(Task brief) Go through the records underneath and write each one out again exactly.

--- Begin ---

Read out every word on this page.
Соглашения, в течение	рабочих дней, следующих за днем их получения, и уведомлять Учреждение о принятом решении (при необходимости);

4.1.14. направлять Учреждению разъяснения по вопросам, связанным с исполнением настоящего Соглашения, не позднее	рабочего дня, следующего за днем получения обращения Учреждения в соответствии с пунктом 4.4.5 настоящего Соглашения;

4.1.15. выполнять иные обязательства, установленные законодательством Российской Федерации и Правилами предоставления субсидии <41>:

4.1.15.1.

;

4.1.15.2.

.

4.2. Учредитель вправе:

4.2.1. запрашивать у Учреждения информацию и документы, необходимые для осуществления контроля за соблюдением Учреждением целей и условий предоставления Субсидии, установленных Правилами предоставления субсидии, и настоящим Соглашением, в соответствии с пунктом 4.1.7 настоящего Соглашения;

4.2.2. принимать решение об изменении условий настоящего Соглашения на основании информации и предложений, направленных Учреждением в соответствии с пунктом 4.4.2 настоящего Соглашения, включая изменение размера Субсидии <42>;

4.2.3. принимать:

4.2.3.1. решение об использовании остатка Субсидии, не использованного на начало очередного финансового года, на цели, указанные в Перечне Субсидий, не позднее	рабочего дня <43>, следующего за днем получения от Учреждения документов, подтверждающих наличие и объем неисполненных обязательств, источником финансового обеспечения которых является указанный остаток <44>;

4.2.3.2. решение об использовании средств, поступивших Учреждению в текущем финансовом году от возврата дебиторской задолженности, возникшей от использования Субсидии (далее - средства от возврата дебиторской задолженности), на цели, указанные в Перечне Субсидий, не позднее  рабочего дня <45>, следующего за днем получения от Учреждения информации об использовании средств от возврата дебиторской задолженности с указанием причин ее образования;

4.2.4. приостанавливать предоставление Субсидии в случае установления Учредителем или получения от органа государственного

--- End ---

(Response to this task)
Read out every word on this page.
Соглашения, в течение	рабочих дней, следующих за днем их получения, и уведомлять Учреждение о принятом решении (при необходимости);

4.1.14. направлять Учреждению разъяснения по вопросам, связанным с исполнением настоящего Соглашения, не позднее	рабочего дня, следующего за днем получения обращения Учреждения в соответствии с пунктом 4.4.5 настоящего Соглашения;

4.1.15. выполнять иные обязательства, установленные законодательством Российской Федерации и Правилами предоставления субсидии <41>:

4.1.15.1.

;

4.1.15.2.

.

4.2. Учредитель вправе:

4.2.1. запрашивать у Учреждения информацию и документы, необходимые для осуществления контроля за соблюдением Учреждением целей и условий предоставления Субсидии, установленных Правилами предоставления субсидии, и настоящим Соглашением, в соответствии с пунктом 4.1.7 настоящего Соглашения;

4.2.2. принимать решение об изменении условий настоящего Соглашения на основании информации и предложений, направленных Учреждением в соответствии с пунктом 4.4.2 настоящего Соглашения, включая изменение размера Субсидии <42>;

4.2.3. принимать:

4.2.3.1. решение об использовании остатка Субсидии, не использованного на начало очередного финансового года, на цели, указанные в Перечне Субсидий, не позднее	рабочего дня <43>, следующего за днем получения от Учреждения документов, подтверждающих наличие и объем неисполненных обязательств, источником финансового обеспечения которых является указанный остаток <44>;

4.2.3.2. решение об использовании средств, поступивших Учреждению в текущем финансовом году от возврата дебиторской задолженности, возникшей от использования Субсидии (далее - средства от возврата дебиторской задолженности), на цели, указанные в Перечне Субсидий, не позднее  рабочего дня <45>, следующего за днем получения от Учреждения информации об использовании средств от возврата дебиторской задолженности с указанием причин ее образования;

4.2.4. приостанавливать предоставление Субсидии в случае установления Учредителем или получения от органа государственного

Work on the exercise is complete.